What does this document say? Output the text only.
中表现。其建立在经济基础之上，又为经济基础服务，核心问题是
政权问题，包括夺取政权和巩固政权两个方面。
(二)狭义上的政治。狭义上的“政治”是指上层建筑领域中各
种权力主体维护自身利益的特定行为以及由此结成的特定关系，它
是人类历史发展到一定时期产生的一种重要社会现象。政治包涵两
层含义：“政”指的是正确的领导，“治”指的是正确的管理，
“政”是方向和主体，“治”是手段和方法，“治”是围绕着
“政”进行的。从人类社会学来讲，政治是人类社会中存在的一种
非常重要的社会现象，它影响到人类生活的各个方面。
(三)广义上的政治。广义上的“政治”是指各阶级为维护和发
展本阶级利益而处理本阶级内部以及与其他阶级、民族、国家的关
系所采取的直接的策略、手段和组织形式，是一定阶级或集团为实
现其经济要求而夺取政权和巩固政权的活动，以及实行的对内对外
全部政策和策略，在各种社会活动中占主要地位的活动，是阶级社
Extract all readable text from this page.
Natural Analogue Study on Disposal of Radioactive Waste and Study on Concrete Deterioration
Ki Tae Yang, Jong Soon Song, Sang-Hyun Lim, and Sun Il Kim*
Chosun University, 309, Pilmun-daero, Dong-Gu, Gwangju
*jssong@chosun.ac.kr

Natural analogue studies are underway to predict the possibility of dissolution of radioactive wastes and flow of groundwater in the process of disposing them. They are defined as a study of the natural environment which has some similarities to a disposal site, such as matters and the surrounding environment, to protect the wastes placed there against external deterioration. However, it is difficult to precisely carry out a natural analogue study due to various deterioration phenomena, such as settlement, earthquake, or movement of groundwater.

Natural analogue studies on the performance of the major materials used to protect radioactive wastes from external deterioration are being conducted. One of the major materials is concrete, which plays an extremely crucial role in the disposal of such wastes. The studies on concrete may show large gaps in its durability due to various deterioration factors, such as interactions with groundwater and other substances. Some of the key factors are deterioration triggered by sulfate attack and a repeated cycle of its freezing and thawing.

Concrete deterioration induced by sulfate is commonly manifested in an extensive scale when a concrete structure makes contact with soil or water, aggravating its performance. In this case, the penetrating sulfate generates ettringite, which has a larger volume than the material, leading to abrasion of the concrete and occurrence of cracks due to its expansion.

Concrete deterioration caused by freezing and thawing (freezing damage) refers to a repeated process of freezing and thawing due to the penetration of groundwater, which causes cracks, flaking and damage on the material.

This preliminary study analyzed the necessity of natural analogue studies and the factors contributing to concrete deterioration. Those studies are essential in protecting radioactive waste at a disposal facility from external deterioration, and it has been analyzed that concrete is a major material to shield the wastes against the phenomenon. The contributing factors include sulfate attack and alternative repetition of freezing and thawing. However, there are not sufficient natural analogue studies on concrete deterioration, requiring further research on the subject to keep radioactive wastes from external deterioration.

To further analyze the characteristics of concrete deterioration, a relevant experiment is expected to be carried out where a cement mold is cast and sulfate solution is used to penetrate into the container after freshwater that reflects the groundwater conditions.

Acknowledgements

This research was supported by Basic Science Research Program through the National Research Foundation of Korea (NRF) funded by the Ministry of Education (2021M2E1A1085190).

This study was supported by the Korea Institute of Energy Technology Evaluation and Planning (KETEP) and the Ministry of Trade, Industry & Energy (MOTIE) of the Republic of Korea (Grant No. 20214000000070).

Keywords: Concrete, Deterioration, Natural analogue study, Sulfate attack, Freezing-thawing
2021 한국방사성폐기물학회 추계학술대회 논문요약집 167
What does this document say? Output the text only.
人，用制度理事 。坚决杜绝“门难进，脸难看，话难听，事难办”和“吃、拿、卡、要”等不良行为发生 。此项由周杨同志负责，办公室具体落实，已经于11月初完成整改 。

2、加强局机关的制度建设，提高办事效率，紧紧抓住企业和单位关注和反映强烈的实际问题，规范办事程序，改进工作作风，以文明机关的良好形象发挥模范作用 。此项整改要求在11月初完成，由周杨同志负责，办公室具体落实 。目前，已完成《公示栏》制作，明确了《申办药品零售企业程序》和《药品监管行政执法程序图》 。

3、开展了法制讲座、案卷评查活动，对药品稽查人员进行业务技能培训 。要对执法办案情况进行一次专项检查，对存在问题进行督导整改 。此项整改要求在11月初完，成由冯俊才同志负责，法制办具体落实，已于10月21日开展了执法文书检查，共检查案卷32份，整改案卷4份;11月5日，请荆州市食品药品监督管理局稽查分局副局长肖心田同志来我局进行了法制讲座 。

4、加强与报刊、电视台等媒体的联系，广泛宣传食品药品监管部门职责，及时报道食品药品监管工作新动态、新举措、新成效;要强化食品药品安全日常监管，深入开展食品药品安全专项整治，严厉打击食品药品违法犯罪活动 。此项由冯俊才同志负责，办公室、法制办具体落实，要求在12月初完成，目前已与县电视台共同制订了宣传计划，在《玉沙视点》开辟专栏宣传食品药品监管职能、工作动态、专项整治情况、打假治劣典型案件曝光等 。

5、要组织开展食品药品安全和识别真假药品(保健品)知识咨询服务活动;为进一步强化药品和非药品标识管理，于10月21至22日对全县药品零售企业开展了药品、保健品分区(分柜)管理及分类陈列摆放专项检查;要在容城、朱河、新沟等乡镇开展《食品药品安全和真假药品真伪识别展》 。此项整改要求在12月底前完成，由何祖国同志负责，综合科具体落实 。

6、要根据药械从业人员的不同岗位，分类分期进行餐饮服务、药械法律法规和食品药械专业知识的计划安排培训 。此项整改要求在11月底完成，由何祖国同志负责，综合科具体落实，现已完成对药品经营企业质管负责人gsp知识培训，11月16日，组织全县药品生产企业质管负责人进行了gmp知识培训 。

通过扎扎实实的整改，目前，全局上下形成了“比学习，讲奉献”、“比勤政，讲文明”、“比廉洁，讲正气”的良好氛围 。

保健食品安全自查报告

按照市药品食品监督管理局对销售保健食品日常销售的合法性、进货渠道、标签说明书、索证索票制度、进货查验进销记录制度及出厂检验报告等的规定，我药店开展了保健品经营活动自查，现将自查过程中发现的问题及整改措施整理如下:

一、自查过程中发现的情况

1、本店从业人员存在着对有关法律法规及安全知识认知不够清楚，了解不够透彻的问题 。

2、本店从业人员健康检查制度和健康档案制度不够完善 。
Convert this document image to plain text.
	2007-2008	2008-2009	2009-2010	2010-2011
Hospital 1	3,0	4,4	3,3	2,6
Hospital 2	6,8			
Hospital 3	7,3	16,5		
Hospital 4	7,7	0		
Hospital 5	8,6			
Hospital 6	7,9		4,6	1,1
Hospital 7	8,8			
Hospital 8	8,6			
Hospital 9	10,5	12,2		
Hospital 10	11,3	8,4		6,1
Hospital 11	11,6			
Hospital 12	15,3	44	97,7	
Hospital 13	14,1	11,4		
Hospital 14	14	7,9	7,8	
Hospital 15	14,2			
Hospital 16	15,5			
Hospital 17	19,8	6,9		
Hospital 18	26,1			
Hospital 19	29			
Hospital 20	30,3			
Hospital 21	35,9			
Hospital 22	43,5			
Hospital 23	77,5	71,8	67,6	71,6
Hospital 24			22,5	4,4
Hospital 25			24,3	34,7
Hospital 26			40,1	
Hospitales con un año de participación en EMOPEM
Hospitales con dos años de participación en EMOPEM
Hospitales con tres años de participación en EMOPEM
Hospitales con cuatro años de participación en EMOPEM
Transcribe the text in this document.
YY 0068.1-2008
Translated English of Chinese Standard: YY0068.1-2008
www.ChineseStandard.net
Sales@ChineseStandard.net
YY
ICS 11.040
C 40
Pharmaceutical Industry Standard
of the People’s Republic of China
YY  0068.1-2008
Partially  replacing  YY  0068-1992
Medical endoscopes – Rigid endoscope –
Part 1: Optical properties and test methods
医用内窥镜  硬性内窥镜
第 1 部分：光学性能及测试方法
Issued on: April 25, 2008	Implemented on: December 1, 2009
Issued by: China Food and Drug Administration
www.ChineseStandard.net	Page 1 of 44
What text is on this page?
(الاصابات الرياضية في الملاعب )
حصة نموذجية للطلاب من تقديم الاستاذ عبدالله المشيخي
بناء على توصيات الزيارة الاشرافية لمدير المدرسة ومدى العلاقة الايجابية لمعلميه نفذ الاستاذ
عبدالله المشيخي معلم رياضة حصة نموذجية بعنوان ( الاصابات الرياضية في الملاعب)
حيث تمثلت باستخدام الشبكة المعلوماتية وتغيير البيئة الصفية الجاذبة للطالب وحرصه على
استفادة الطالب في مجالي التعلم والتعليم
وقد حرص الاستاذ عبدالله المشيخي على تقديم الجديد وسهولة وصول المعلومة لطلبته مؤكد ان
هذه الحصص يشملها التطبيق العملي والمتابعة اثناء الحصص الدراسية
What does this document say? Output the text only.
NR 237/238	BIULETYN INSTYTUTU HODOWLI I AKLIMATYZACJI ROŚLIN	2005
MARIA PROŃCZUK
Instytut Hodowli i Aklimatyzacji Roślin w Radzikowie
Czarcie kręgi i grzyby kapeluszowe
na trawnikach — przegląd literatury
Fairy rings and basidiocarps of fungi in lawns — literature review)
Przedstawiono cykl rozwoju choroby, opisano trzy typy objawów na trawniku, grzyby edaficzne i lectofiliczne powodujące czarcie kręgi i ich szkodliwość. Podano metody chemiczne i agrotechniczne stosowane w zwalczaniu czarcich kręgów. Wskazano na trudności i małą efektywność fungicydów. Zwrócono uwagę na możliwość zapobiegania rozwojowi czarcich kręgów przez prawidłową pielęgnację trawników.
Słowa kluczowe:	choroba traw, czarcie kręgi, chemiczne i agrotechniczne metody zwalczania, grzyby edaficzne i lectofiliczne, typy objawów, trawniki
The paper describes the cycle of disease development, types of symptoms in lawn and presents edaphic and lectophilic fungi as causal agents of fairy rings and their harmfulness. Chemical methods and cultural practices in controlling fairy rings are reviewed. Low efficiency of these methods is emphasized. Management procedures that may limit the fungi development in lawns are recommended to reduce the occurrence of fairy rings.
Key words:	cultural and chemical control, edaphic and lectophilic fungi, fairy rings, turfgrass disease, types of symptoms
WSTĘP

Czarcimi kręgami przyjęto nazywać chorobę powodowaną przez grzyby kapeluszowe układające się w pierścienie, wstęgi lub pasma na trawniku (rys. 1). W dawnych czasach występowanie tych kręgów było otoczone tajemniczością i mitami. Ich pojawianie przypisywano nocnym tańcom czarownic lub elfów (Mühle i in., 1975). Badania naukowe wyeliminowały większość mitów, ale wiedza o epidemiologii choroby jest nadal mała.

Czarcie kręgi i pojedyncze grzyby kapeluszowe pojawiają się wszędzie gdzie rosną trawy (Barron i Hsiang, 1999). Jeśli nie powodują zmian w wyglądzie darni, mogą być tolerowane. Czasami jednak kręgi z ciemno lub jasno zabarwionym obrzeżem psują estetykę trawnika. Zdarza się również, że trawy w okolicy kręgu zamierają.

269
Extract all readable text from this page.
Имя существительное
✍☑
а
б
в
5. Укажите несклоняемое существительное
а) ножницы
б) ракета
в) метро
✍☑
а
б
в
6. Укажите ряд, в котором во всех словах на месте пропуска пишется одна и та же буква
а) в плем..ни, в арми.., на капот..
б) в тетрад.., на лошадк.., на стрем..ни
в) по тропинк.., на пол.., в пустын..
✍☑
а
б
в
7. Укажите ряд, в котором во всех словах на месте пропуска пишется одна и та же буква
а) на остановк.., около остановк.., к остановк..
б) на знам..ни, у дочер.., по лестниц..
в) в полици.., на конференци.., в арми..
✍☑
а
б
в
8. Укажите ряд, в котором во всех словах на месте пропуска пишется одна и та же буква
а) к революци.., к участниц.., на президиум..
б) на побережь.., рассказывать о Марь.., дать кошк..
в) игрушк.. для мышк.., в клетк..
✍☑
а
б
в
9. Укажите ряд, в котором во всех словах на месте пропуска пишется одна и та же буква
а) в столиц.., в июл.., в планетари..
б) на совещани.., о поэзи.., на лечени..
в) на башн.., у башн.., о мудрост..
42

TASK STATEMENT: From the data above, show each line that contains "法制办具体落实".

ANSWER TO THIS EXERCISE:
3、开展了法制讲座、案卷评查活动，对药品稽查人员进行业务技能培训 。要对执法办案情况进行一次专项检查，对存在问题进行督导整改 。此项整改要求在11月初完，成由冯俊才同志负责，法制办具体落实，已于10月21日开展了执法文书检查，共检查案卷32份，整改案卷4份;11月5日，请荆州市食品药品监督管理局稽查分局副局长肖心田同志来我局进行了法制讲座 。
4、加强与报刊、电视台等媒体的联系，广泛宣传食品药品监管部门职责，及时报道食品药品监管工作新动态、新举措、新成效;要强化食品药品安全日常监管，深入开展食品药品安全专项整治，严厉打击食品药品违法犯罪活动 。此项由冯俊才同志负责，办公室、法制办具体落实，要求在12月初完成，目前已与县电视台共同制订了宣传计划，在《玉沙视点》开辟专栏宣传食品药品监管职能、工作动态、专项整治情况、打假治劣典型案件曝光等 。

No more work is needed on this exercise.